>>>>>

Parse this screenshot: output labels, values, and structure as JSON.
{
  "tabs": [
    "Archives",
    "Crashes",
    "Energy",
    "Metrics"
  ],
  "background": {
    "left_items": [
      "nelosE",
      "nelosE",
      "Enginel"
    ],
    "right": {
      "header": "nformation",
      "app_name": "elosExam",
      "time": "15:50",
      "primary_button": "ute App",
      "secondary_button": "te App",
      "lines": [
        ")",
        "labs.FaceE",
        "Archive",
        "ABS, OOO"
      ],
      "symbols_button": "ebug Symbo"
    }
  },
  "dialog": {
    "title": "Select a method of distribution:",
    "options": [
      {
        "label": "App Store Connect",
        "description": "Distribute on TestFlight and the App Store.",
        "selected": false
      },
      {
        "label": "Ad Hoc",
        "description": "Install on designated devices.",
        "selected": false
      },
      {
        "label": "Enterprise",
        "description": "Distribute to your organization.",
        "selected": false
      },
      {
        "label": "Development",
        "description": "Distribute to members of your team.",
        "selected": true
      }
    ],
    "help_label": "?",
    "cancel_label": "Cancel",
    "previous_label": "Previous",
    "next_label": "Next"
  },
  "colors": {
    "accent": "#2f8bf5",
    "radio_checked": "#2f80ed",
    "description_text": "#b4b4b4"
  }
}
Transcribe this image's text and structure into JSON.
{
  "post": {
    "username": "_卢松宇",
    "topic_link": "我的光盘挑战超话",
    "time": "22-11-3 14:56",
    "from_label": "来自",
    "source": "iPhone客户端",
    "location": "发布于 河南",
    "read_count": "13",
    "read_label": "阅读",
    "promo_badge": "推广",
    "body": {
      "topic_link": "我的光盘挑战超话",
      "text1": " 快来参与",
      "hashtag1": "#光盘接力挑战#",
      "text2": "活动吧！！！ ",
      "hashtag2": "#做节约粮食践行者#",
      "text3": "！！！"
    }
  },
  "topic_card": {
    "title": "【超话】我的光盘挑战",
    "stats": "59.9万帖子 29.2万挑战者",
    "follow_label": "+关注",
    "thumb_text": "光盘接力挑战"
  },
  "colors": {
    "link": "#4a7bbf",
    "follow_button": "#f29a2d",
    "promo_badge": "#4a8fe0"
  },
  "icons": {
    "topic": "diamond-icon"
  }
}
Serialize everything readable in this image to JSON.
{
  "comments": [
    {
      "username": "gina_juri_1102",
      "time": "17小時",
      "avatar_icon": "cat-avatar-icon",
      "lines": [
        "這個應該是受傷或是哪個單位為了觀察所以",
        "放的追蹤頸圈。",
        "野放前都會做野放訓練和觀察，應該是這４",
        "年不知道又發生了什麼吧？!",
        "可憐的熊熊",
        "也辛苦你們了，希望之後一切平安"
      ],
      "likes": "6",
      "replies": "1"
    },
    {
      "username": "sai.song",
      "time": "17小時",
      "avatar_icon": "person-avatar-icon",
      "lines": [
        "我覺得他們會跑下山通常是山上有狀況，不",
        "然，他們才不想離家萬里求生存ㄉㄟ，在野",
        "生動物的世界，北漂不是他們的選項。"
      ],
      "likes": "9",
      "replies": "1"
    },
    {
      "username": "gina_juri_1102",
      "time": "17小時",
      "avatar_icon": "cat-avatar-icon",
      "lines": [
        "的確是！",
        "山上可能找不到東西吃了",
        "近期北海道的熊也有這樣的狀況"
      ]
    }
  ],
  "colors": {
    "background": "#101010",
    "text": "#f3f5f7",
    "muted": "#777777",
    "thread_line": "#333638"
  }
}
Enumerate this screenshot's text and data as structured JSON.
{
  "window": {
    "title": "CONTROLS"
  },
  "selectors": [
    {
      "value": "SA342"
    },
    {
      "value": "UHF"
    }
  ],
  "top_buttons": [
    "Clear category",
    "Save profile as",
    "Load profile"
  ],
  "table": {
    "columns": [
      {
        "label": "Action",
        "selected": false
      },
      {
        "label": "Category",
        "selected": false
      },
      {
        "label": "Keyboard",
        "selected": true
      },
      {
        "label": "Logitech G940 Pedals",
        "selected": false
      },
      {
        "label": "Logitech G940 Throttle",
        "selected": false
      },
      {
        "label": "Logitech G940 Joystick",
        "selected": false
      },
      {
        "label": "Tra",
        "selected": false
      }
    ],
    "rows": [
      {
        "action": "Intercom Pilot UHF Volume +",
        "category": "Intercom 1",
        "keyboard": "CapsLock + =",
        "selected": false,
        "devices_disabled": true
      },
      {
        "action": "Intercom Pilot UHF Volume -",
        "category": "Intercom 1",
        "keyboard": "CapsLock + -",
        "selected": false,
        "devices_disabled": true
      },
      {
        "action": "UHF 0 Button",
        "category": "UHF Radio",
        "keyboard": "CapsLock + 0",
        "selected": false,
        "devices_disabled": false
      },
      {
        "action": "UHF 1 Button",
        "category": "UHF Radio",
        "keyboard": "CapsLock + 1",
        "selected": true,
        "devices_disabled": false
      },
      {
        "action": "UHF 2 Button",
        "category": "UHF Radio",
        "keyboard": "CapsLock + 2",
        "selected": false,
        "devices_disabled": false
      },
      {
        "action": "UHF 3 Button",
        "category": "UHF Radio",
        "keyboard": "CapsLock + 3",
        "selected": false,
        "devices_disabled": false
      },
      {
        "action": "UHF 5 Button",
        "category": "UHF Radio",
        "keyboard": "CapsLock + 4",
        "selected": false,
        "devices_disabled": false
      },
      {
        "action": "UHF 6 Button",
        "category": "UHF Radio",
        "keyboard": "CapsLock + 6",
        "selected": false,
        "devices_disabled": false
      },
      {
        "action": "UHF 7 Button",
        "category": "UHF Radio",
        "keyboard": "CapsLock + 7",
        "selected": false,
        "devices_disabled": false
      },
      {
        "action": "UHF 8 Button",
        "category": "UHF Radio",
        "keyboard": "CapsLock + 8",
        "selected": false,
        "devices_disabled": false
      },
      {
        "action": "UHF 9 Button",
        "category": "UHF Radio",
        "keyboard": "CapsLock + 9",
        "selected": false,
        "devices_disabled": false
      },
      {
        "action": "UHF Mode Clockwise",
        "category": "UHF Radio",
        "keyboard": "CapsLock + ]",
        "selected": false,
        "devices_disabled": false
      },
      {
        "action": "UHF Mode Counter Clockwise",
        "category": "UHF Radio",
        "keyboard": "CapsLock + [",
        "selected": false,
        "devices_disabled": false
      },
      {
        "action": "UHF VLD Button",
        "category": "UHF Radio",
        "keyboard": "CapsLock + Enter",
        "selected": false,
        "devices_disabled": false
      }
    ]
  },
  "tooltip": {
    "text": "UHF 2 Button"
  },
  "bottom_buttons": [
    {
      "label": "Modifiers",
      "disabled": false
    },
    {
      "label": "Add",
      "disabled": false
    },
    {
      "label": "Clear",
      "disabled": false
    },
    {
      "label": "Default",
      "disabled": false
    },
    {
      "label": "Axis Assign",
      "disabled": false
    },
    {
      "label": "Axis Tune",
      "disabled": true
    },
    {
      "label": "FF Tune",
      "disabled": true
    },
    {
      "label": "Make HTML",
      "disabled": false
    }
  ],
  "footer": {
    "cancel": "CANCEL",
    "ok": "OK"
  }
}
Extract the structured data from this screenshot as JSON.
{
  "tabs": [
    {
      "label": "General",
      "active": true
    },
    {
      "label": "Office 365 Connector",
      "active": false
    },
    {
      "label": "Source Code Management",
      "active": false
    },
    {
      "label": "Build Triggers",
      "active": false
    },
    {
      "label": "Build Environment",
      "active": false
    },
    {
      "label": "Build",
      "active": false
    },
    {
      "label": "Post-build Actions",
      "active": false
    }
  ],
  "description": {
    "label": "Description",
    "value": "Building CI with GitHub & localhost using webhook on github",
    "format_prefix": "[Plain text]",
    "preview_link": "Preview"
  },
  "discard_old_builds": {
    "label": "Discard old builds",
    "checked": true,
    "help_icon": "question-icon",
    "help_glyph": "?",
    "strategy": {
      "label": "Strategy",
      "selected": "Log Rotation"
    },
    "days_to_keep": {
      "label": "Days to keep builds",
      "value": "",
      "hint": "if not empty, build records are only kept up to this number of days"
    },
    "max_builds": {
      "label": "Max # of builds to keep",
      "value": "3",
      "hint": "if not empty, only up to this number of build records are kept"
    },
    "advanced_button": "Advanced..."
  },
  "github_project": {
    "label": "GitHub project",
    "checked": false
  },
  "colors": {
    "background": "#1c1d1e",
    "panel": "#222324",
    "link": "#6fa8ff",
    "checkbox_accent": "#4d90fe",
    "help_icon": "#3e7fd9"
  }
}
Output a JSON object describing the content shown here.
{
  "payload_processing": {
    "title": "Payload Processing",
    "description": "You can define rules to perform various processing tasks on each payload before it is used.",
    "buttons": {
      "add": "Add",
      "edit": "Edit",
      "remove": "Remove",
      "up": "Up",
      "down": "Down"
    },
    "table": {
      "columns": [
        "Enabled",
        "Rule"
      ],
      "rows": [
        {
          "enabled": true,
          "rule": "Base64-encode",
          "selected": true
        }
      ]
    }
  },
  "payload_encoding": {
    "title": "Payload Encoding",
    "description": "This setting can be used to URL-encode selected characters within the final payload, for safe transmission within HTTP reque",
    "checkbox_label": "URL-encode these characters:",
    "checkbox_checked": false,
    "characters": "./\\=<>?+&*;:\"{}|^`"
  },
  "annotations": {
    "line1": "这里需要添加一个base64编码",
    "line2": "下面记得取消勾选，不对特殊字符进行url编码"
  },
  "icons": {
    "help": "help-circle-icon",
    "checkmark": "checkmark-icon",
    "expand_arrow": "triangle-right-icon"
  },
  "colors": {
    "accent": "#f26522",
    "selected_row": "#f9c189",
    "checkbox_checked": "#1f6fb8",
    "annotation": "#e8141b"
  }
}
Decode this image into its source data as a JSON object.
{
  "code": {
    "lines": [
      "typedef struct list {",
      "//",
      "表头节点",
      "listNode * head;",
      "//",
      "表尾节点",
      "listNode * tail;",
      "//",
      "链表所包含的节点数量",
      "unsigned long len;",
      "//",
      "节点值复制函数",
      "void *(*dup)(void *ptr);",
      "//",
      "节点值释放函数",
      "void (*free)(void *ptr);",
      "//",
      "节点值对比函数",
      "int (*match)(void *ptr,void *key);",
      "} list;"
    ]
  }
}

<<<<<

■ **EXERCISE PROMPT**: Which lines of the data include "kept"? Copy each of them.

■ **RESULT**:
      "hint": "if not empty, build records are only kept up to this number of days"
      "hint": "if not empty, only up to this number of build records are kept"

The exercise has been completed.